* _WHAT YOU SHOULD DO_:
Find the string "Female" in the listing and report every line that has it.

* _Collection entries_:
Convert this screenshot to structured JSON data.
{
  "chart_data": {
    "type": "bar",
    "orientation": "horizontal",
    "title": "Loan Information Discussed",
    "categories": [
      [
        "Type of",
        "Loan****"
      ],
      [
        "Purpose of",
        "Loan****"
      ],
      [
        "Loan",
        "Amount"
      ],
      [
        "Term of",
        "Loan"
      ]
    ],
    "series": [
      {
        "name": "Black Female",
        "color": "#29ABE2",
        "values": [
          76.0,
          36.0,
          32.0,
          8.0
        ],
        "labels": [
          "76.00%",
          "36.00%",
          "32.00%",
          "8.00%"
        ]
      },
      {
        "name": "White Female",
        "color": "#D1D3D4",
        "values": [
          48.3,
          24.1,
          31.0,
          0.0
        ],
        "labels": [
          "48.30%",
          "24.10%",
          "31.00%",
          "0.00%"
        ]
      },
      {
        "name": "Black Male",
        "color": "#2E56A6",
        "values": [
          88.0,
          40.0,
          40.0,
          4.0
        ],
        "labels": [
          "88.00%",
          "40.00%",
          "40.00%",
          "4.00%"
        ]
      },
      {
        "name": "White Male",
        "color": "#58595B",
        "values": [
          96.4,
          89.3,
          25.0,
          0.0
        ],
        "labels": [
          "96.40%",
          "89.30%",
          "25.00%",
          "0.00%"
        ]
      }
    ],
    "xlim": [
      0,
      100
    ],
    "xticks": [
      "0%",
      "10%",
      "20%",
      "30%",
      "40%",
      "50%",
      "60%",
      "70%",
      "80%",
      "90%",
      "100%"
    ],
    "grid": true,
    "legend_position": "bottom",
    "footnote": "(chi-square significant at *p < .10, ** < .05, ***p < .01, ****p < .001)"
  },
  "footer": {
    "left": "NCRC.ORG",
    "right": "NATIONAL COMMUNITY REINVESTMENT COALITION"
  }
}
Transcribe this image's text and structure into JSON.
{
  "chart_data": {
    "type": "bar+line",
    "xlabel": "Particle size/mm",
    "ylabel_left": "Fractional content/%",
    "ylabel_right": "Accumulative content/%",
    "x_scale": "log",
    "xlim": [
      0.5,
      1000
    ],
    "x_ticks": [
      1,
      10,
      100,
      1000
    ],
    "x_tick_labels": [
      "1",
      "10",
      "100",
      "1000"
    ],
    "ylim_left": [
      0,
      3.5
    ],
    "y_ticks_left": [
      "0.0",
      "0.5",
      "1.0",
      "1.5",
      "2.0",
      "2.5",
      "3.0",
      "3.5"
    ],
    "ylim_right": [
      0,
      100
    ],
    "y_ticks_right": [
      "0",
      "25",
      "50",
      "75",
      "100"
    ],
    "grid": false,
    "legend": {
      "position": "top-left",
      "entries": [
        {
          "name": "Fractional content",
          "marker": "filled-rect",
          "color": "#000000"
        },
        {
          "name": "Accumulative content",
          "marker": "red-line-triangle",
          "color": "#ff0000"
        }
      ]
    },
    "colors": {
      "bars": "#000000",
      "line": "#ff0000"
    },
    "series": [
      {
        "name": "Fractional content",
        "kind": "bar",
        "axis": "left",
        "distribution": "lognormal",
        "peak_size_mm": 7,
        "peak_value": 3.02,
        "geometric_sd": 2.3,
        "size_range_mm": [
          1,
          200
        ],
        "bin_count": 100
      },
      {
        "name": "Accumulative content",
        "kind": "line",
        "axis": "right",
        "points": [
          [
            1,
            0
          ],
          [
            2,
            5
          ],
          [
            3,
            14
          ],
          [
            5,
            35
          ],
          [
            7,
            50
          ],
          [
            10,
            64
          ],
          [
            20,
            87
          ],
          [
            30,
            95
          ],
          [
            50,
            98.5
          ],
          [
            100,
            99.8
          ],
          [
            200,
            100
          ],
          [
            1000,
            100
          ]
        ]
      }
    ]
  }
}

* _FINAL RESULT_:
        "name": "Black Female",
        "name": "White Female",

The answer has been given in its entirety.